● Data excerpts

** begin **

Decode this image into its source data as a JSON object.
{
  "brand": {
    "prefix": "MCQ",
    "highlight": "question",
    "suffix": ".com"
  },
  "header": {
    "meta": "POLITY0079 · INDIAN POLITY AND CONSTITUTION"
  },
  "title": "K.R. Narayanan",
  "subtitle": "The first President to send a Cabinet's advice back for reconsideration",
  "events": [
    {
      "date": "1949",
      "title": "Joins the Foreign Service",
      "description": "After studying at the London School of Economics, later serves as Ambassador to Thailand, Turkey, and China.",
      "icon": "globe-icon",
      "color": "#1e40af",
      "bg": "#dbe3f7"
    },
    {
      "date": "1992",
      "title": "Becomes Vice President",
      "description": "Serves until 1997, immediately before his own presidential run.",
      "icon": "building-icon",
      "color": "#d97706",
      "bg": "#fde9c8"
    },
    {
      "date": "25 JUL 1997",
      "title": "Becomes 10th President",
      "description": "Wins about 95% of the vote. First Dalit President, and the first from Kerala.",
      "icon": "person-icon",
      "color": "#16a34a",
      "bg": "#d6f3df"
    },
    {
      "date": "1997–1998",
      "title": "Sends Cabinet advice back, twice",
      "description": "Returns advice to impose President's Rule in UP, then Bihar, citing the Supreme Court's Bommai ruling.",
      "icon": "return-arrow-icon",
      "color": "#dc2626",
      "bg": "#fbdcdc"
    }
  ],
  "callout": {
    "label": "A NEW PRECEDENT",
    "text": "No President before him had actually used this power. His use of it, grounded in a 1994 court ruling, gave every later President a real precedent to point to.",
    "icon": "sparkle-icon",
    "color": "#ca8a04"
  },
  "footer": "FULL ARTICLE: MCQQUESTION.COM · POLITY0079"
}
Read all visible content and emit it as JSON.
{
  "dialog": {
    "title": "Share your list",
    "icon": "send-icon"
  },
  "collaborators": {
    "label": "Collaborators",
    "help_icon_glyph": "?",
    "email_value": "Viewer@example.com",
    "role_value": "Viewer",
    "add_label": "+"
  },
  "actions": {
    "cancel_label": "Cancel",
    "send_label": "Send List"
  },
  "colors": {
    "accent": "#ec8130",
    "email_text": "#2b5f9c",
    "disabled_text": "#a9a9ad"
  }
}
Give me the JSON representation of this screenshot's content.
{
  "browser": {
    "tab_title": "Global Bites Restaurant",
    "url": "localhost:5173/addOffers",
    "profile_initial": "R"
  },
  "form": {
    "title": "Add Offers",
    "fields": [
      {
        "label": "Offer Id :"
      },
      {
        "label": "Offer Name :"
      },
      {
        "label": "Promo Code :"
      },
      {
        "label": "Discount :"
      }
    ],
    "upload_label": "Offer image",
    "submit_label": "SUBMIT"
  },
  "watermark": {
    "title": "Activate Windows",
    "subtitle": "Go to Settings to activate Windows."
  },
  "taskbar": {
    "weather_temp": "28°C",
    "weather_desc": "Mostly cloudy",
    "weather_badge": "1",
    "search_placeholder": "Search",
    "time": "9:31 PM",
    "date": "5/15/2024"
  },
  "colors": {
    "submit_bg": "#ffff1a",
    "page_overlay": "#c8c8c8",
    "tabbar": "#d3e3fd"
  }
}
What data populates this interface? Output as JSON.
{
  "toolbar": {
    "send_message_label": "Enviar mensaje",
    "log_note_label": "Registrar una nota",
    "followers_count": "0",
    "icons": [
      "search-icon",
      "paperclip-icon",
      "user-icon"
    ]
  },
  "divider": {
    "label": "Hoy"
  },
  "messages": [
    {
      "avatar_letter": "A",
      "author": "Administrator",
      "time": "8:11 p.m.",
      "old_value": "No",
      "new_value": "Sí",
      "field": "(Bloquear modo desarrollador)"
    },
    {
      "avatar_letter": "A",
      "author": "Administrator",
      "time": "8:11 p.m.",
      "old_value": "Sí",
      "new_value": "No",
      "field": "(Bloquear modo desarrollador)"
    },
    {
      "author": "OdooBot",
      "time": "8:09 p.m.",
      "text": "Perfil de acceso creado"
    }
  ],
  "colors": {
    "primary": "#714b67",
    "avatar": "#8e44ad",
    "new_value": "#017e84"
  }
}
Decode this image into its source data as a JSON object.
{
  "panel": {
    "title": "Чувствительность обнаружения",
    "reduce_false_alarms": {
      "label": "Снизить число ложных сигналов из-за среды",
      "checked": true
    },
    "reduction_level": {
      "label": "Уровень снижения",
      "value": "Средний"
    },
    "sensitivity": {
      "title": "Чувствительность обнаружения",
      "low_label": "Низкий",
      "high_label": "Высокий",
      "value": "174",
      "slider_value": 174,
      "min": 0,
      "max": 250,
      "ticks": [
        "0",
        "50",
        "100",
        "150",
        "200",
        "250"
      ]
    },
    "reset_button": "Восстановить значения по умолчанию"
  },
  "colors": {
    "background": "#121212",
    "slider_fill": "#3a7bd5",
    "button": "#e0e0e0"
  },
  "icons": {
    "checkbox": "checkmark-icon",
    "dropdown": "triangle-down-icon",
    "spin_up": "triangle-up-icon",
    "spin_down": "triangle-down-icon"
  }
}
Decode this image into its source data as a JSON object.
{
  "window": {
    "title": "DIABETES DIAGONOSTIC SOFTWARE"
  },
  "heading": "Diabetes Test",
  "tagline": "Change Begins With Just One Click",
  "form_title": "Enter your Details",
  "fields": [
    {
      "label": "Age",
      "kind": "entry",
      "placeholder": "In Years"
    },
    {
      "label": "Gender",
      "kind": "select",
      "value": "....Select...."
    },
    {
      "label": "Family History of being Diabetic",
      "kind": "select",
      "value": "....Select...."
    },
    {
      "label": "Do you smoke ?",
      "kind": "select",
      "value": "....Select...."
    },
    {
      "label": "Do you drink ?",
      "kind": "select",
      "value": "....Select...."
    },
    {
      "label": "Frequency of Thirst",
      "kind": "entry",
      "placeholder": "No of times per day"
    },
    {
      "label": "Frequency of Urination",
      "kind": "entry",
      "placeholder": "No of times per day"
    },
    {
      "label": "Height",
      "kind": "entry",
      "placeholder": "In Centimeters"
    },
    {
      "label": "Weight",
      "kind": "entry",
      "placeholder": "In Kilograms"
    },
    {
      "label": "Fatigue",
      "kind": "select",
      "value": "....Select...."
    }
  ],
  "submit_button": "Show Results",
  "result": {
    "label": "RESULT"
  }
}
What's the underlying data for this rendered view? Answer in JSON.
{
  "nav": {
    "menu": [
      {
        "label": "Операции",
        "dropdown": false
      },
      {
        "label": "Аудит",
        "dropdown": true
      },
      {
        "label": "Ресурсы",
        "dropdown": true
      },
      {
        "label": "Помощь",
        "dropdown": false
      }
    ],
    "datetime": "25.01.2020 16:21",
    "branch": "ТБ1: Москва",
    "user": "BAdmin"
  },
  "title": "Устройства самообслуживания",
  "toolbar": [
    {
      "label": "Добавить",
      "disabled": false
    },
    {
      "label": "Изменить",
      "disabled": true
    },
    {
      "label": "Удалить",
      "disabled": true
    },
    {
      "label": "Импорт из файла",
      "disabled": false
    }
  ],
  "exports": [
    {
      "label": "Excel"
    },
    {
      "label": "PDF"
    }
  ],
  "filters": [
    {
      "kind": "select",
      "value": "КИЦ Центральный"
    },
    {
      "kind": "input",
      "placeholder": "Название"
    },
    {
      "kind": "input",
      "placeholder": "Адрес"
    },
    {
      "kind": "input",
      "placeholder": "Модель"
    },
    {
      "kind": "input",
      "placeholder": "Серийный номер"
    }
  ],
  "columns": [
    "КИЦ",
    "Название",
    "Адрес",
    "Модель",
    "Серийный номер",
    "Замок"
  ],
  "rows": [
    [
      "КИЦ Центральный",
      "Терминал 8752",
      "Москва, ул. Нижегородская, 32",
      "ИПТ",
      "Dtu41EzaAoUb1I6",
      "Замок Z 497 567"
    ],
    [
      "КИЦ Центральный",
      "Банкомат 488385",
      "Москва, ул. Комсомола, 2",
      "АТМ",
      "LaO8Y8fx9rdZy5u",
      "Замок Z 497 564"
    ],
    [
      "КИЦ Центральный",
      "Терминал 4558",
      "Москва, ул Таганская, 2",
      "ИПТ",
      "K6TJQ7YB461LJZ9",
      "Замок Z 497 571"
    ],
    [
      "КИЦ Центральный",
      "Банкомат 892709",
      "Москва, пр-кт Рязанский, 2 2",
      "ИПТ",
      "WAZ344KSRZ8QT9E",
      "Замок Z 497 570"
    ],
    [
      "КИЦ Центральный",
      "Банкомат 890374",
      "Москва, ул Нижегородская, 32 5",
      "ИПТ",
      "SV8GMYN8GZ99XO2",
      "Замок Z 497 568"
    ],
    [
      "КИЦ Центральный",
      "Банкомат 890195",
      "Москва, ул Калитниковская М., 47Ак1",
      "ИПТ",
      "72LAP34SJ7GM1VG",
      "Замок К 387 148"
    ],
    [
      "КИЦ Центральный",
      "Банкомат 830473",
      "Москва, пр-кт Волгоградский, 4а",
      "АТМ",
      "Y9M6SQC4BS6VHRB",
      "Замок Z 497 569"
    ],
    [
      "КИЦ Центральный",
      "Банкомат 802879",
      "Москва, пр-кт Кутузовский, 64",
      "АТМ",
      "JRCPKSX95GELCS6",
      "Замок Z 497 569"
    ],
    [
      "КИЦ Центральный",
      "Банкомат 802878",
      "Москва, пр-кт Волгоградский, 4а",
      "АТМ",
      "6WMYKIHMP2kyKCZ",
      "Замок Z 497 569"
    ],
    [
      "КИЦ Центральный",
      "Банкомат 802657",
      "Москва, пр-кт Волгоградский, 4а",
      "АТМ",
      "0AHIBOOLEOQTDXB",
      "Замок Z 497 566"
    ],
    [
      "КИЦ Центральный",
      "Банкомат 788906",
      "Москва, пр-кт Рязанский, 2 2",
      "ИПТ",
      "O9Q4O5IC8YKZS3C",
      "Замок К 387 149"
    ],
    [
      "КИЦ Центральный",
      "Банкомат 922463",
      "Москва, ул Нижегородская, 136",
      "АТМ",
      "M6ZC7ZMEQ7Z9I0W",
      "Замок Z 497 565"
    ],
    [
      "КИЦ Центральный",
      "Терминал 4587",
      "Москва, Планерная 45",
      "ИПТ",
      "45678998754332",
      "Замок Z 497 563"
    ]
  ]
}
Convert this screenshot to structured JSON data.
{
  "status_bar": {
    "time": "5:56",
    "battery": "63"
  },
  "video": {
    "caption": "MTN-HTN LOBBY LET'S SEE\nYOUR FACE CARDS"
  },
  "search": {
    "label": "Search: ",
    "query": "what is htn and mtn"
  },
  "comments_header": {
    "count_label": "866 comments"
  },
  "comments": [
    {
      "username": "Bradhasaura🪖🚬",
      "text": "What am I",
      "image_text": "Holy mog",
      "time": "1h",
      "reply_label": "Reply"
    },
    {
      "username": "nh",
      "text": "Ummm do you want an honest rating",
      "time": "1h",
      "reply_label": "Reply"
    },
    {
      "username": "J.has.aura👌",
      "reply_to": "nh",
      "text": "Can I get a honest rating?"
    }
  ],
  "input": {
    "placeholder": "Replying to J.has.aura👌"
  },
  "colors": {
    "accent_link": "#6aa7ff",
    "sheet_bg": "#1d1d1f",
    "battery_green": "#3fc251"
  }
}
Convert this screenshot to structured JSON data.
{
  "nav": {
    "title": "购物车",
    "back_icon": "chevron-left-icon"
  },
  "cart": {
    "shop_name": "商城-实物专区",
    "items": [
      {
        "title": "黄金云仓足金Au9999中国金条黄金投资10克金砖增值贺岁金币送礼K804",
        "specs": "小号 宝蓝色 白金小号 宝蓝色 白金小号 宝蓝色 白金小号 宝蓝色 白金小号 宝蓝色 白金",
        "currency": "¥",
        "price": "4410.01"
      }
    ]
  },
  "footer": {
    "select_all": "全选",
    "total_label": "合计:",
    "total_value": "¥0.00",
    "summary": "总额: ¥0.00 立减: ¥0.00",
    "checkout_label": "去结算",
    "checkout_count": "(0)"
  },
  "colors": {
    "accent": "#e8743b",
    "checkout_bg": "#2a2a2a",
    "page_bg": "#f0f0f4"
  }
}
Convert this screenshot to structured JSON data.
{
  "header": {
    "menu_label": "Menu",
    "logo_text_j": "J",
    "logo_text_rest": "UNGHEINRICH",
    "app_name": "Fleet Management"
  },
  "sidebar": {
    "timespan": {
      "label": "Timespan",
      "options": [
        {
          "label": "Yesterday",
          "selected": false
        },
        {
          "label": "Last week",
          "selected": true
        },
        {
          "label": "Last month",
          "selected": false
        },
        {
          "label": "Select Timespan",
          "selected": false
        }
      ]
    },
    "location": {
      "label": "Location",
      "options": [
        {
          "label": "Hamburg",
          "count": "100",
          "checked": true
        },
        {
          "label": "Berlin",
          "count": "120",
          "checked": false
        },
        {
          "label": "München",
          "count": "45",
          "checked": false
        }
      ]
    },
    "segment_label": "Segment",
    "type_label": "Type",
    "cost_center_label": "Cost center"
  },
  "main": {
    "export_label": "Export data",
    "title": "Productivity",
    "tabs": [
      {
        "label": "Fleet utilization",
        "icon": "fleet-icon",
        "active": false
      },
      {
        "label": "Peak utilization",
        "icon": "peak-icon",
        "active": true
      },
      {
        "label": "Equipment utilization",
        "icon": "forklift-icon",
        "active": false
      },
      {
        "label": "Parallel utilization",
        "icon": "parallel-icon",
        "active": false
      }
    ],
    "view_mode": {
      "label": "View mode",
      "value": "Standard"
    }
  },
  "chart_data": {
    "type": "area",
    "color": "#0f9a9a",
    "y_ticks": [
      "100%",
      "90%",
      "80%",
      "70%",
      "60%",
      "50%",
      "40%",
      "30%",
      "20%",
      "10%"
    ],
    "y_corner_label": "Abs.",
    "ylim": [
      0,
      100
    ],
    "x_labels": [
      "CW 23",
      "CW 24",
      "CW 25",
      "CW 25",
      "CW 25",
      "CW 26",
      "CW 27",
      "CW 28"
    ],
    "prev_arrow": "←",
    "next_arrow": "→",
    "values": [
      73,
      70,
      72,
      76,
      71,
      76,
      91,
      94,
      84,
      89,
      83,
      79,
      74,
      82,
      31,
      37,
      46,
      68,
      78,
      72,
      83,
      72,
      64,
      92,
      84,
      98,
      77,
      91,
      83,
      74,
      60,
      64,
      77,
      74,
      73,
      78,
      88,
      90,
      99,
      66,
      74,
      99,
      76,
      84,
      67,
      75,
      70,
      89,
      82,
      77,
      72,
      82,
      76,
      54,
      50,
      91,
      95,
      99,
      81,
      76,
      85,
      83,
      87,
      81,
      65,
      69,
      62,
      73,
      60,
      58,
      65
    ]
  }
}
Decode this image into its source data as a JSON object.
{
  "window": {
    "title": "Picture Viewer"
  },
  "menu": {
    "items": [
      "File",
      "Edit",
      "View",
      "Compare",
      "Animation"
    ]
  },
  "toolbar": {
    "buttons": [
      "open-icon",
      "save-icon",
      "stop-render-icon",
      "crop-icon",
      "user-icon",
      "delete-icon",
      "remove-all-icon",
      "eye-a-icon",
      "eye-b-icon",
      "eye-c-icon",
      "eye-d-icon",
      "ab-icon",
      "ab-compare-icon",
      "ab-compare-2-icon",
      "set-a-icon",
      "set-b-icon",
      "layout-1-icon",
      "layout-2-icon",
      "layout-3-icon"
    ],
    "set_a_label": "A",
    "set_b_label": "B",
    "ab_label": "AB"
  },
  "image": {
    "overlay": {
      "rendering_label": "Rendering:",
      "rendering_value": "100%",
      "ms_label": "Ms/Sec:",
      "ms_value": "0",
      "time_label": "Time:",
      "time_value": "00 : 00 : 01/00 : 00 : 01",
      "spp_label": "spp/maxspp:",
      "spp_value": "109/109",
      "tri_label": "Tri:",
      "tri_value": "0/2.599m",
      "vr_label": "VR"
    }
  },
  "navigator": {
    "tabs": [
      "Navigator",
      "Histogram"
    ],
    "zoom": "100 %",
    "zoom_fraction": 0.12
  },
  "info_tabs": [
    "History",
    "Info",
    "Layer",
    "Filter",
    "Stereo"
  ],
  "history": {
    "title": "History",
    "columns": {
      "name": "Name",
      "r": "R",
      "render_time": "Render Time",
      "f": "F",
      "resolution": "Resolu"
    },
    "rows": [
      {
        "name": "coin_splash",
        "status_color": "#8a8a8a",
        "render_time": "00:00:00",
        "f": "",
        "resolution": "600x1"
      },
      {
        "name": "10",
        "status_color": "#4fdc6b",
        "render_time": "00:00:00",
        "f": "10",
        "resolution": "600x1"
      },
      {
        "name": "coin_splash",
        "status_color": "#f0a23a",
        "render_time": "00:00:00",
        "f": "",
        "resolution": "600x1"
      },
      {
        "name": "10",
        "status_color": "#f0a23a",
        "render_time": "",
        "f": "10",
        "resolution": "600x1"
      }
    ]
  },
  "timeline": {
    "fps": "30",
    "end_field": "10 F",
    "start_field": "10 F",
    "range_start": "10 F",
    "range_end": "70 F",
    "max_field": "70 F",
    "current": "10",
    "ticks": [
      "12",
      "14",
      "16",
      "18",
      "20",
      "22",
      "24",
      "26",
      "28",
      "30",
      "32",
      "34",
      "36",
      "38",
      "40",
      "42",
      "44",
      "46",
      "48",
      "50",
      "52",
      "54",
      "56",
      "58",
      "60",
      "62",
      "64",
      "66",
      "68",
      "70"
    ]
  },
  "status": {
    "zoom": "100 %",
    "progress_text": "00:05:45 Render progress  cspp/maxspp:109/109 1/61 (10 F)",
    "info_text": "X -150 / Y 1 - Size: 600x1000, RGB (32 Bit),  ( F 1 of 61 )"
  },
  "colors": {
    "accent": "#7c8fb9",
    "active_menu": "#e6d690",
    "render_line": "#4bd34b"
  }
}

** end **

● Given exercise
Pull out every line in the data above that has the word "description".

● The reply
      "description": "After studying at the London School of Economics, later serves as Ambassador to Thailand, Turkey, and China.",
      "description": "Serves until 1997, immediately before his own presidential run.",
      "description": "Wins about 95% of the vote. First Dalit President, and the first from Kerala.",
      "description": "Returns advice to impose President's Rule in UP, then Bihar, citing the Supreme Court's Bommai ruling.",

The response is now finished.